▶ _INSTRUCTIONS TO FOLLOW_: Filter these entries so that only lines with the word "SALMON" remain.

---- THE RECORDS

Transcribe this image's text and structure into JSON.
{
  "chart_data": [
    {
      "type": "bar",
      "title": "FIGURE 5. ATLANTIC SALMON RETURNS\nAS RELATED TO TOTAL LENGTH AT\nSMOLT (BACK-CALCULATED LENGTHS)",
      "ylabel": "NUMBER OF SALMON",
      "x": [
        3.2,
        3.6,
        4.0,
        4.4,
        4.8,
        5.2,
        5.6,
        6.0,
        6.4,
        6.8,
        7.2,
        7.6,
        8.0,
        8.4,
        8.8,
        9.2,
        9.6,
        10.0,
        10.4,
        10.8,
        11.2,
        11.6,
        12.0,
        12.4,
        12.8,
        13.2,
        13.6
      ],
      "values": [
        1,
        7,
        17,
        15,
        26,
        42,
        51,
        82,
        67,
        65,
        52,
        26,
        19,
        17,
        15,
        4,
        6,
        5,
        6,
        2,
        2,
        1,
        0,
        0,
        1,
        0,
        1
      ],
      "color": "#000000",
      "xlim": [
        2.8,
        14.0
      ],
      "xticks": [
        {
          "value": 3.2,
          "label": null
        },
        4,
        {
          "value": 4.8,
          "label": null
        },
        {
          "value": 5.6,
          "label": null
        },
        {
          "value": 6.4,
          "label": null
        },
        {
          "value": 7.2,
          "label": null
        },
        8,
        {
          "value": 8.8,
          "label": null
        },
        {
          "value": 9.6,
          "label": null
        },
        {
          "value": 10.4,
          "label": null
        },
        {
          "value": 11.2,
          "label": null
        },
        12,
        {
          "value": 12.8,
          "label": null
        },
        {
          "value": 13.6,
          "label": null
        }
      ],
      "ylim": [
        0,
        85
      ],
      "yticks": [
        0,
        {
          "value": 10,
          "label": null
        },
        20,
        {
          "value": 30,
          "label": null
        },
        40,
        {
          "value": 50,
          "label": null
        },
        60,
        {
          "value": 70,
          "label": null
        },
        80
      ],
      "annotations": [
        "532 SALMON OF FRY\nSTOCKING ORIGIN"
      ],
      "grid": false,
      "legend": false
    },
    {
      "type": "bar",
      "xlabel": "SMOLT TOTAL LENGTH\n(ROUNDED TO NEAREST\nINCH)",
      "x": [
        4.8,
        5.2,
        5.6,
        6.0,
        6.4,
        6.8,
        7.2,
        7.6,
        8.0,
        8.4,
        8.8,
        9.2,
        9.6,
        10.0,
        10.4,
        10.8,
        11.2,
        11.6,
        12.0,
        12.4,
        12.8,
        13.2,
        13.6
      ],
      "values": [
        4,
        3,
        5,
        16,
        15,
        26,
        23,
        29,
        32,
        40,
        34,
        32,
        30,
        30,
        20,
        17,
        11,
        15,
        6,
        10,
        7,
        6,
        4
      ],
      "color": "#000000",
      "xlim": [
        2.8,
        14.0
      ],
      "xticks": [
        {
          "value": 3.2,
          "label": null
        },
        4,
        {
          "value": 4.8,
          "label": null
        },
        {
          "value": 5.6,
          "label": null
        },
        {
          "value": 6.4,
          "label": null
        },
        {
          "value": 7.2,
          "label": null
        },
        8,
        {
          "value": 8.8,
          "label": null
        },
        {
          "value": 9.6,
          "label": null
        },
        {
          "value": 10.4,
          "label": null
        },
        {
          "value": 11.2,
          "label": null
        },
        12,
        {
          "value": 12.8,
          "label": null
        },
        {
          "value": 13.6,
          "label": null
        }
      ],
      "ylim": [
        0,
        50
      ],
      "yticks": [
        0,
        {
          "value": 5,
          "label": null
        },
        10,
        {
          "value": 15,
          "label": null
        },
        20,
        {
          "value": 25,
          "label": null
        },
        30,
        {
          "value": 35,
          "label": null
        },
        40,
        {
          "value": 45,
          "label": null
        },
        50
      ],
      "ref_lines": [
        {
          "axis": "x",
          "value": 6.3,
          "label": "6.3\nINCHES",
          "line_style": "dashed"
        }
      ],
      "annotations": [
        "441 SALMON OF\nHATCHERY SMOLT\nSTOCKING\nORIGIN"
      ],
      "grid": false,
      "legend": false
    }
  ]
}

--------

▶ _SOLUTION TO THIS TASK_:
      "title": "FIGURE 5. ATLANTIC SALMON RETURNS\nAS RELATED TO TOTAL LENGTH AT\nSMOLT (BACK-CALCULATED LENGTHS)",
      "ylabel": "NUMBER OF SALMON",
        "532 SALMON OF FRY\nSTOCKING ORIGIN"
        "441 SALMON OF\nHATCHERY SMOLT\nSTOCKING\nORIGIN"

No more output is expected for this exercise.